> _Recorded data_:
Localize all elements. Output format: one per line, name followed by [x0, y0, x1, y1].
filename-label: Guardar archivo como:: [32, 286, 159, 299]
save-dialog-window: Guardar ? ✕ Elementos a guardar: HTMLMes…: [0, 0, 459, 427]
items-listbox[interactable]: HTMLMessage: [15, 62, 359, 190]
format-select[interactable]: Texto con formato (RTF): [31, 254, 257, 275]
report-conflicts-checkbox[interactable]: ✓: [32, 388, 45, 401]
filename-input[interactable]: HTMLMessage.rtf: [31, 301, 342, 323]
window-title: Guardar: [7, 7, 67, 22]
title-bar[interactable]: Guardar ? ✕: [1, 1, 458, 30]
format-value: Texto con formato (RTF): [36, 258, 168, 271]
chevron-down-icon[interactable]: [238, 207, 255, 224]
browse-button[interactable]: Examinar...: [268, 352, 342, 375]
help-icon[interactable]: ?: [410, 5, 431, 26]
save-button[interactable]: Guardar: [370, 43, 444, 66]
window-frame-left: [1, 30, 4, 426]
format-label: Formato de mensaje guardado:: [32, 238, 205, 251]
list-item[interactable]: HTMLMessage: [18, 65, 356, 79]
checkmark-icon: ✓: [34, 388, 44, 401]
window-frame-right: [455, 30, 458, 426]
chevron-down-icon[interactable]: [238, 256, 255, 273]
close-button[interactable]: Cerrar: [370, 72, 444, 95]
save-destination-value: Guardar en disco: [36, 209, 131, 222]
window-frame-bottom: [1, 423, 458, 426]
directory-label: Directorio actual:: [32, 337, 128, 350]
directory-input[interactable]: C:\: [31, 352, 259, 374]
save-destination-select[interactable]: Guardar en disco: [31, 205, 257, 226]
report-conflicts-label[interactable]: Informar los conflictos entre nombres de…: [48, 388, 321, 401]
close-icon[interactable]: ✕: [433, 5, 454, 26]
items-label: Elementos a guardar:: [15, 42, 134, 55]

> _Exercise_: Return the lines word for word, beginning at the first line of the recorded data and stopping after the line that contains "window-frame-left: [1, 30, 4, 426]".

> _Result of this task_:
Localize all elements. Output format: one per line, name followed by [x0, y0, x1, y1].
filename-label: Guardar archivo como:: [32, 286, 159, 299]
save-dialog-window: Guardar ? ✕ Elementos a guardar: HTMLMes…: [0, 0, 459, 427]
items-listbox[interactable]: HTMLMessage: [15, 62, 359, 190]
format-select[interactable]: Texto con formato (RTF): [31, 254, 257, 275]
report-conflicts-checkbox[interactable]: ✓: [32, 388, 45, 401]
filename-input[interactable]: HTMLMessage.rtf: [31, 301, 342, 323]
window-title: Guardar: [7, 7, 67, 22]
title-bar[interactable]: Guardar ? ✕: [1, 1, 458, 30]
format-value: Texto con formato (RTF): [36, 258, 168, 271]
chevron-down-icon[interactable]: [238, 207, 255, 224]
browse-button[interactable]: Examinar...: [268, 352, 342, 375]
help-icon[interactable]: ?: [410, 5, 431, 26]
save-button[interactable]: Guardar: [370, 43, 444, 66]
window-frame-left: [1, 30, 4, 426]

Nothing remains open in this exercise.